> [Exercise brief] Examine the material below. Gather every line in which the string "right" appears.

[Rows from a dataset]
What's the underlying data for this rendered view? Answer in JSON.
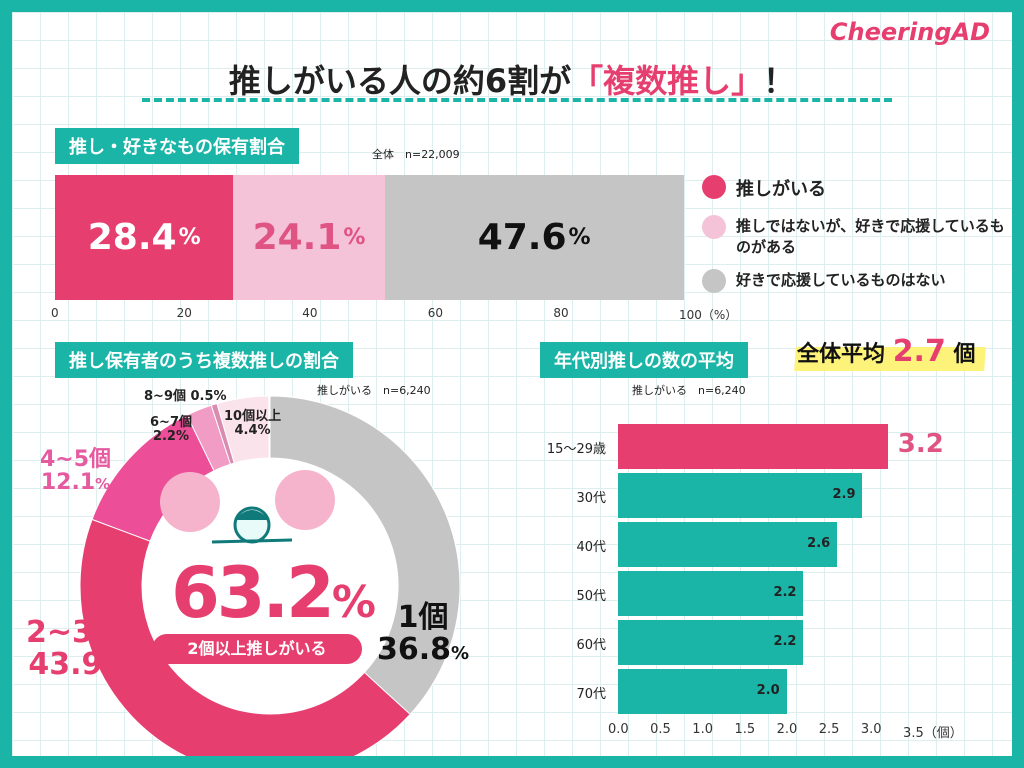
{
  "logo": "CheeringAD",
  "title": {
    "pre": "推しがいる人の約6割が",
    "highlight": "「複数推し」",
    "post": "！"
  },
  "section1": {
    "tag": "推し・好きなもの保有割合",
    "note": "全体　n=22,009"
  },
  "section2": {
    "tag": "推し保有者のうち複数推しの割合",
    "note": "推しがいる　n=6,240",
    "center_value": "63.2",
    "center_unit": "%",
    "center_label": "2個以上推しがいる"
  },
  "section3": {
    "tag": "年代別推しの数の平均",
    "note": "推しがいる　n=6,240",
    "avg_label": "全体平均",
    "avg_value": "2.7",
    "avg_unit": "個"
  },
  "colors": {
    "teal": "#1bb5a8",
    "pink": "#e63f6f",
    "light_pink": "#f4c3d8",
    "gray": "#c5c5c5",
    "yellow": "#fdf27a"
  },
  "chart_data": [
    {
      "type": "bar",
      "orientation": "horizontal-stacked",
      "categories": [
        "推しがいる",
        "推しではないが、好きで応援しているものがある",
        "好きで応援しているものはない"
      ],
      "values": [
        28.4,
        24.1,
        47.6
      ],
      "labels": [
        "28.4",
        "24.1",
        "47.6"
      ],
      "unit": "%",
      "xlim": [
        0,
        100
      ],
      "ticks": [
        "0",
        "20",
        "40",
        "60",
        "80",
        "100（%）"
      ],
      "legend": "right"
    },
    {
      "type": "pie",
      "donut": true,
      "categories": [
        "1個",
        "2~3個",
        "4~5個",
        "6~7個",
        "8~9個",
        "10個以上"
      ],
      "values": [
        36.8,
        43.9,
        12.1,
        2.2,
        0.5,
        4.4
      ],
      "labels": [
        "36.8",
        "43.9",
        "12.1",
        "2.2%",
        "0.5%",
        "4.4%"
      ],
      "colors": [
        "#c5c5c5",
        "#e63f6f",
        "#ec4f97",
        "#f19cc4",
        "#d98cb0",
        "#fbe3ec"
      ]
    },
    {
      "type": "bar",
      "orientation": "horizontal",
      "categories": [
        "15〜29歳",
        "30代",
        "40代",
        "50代",
        "60代",
        "70代"
      ],
      "values": [
        3.2,
        2.9,
        2.6,
        2.2,
        2.2,
        2.0
      ],
      "labels": [
        "3.2",
        "2.9",
        "2.6",
        "2.2",
        "2.2",
        "2.0"
      ],
      "xlim": [
        0,
        3.5
      ],
      "ticks": [
        "0.0",
        "0.5",
        "1.0",
        "1.5",
        "2.0",
        "2.5",
        "3.0",
        "3.5（個）"
      ]
    }
  ]
}
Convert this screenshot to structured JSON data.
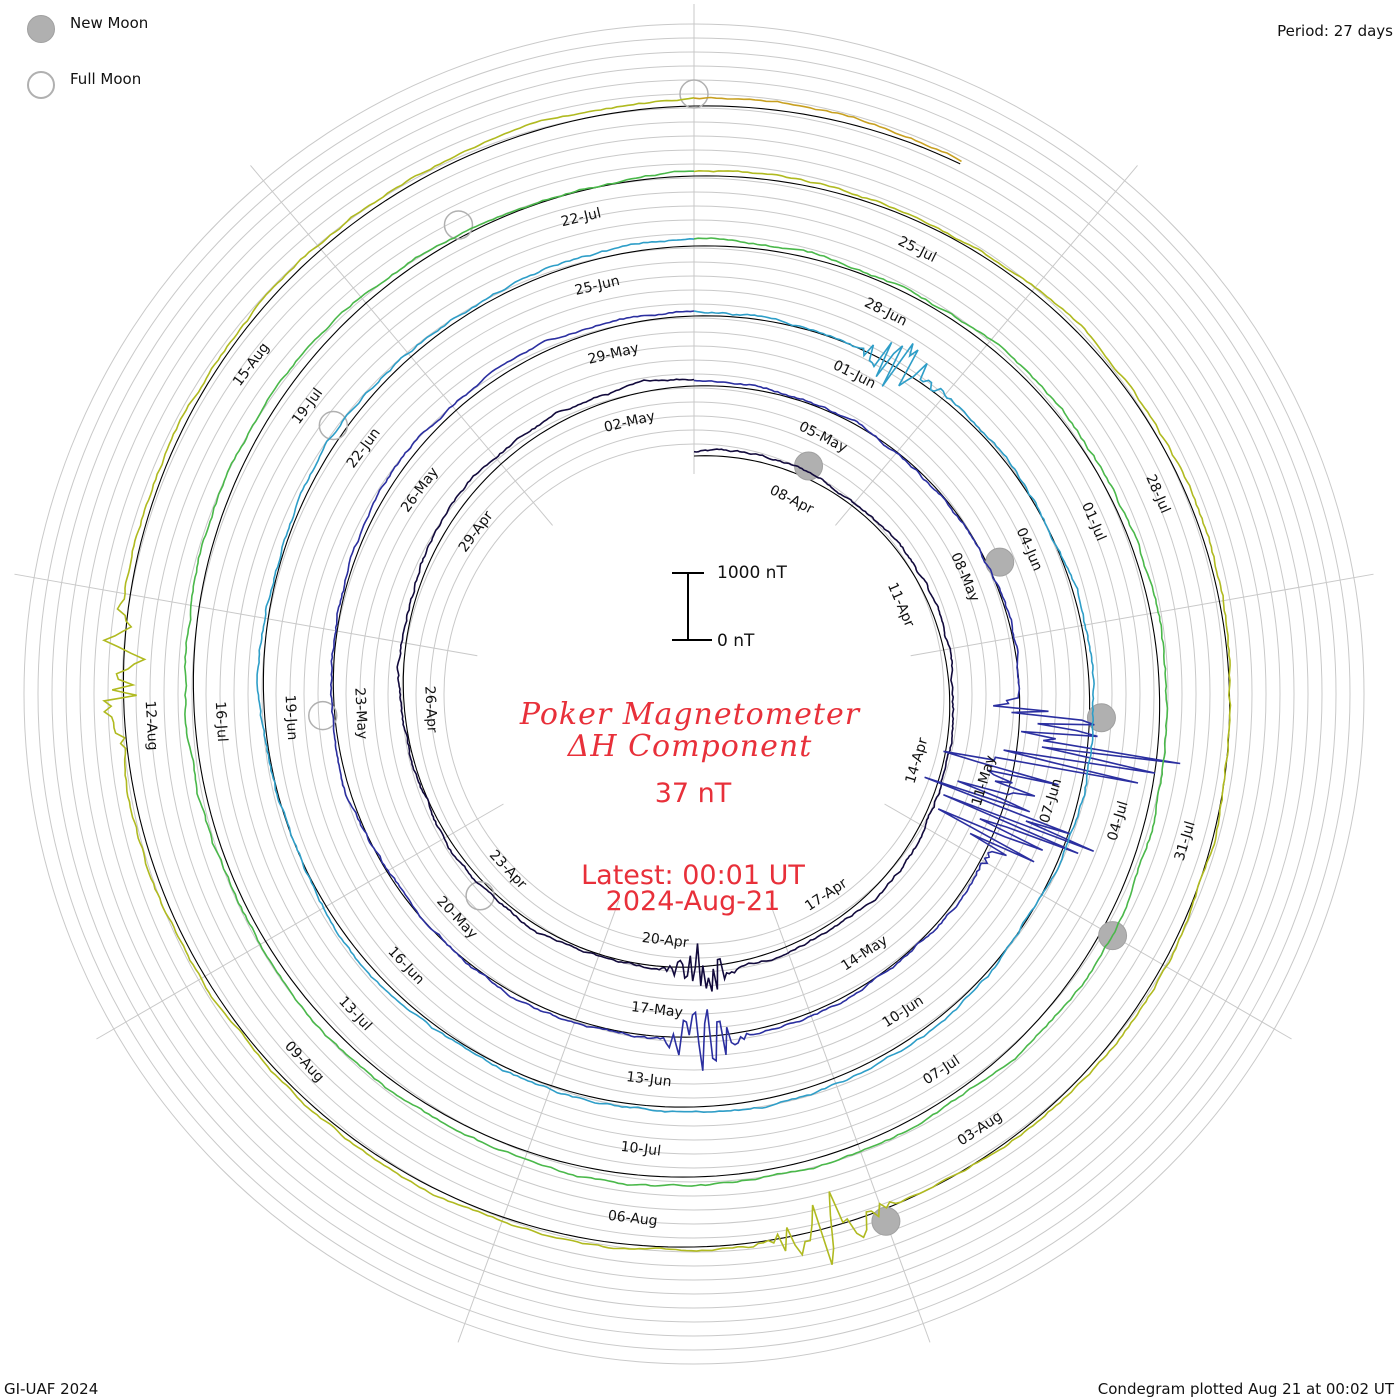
{
  "legend": {
    "new_moon_label": "New Moon",
    "full_moon_label": "Full Moon",
    "new_moon_color": "#b0b0b0"
  },
  "period_label": "Period: 27 days",
  "footer": {
    "left": "GI-UAF 2024",
    "right": "Condegram plotted Aug 21 at 00:02 UT"
  },
  "chart_data": {
    "type": "line",
    "title_line1": "Poker Magnetometer",
    "title_line2": "ΔH Component",
    "current_value": "37 nT",
    "latest_line1": "Latest: 00:01 UT",
    "latest_line2": "2024-Aug-21",
    "scale_bar": {
      "top_label": "1000 nT",
      "bottom_label": "0 nT",
      "value_nT": 1000
    },
    "period_days": 27,
    "start_date": "2024-04-06",
    "end_date": "2024-08-21",
    "series_colors": [
      "#120a3c",
      "#2b2fa0",
      "#2e9ec8",
      "#4ab84a",
      "#b0ba20",
      "#c8a020",
      "#c06010",
      "#c01810"
    ],
    "date_labels": [
      "08-Apr",
      "11-Apr",
      "14-Apr",
      "17-Apr",
      "20-Apr",
      "23-Apr",
      "26-Apr",
      "29-Apr",
      "02-May",
      "05-May",
      "08-May",
      "11-May",
      "14-May",
      "17-May",
      "20-May",
      "23-May",
      "26-May",
      "29-May",
      "01-Jun",
      "04-Jun",
      "07-Jun",
      "10-Jun",
      "13-Jun",
      "16-Jun",
      "19-Jun",
      "22-Jun",
      "25-Jun",
      "28-Jun",
      "01-Jul",
      "04-Jul",
      "07-Jul",
      "10-Jul",
      "13-Jul",
      "16-Jul",
      "19-Jul",
      "22-Jul",
      "25-Jul",
      "28-Jul",
      "31-Jul",
      "03-Aug",
      "06-Aug",
      "09-Aug",
      "12-Aug",
      "15-Aug"
    ],
    "disturbances": [
      {
        "date": "2024-05-10",
        "peak_nT": 2800
      },
      {
        "date": "2024-05-11",
        "peak_nT": 1800
      },
      {
        "date": "2024-08-04",
        "peak_nT": 600
      },
      {
        "date": "2024-08-12",
        "peak_nT": 500
      },
      {
        "date": "2024-06-01",
        "peak_nT": 400
      },
      {
        "date": "2024-04-19",
        "peak_nT": 450
      },
      {
        "date": "2024-05-16",
        "peak_nT": 500
      }
    ],
    "new_moons": [
      "2024-04-08",
      "2024-05-08",
      "2024-06-06",
      "2024-07-05",
      "2024-08-04"
    ],
    "full_moons": [
      "2024-04-23",
      "2024-05-23",
      "2024-06-22",
      "2024-07-21",
      "2024-08-19"
    ],
    "grid": true,
    "legend_position": "top-left"
  }
}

> [Full output]
      "legend": "right"
    "right": "Condegram plotted Aug 21 at 00:02 UT"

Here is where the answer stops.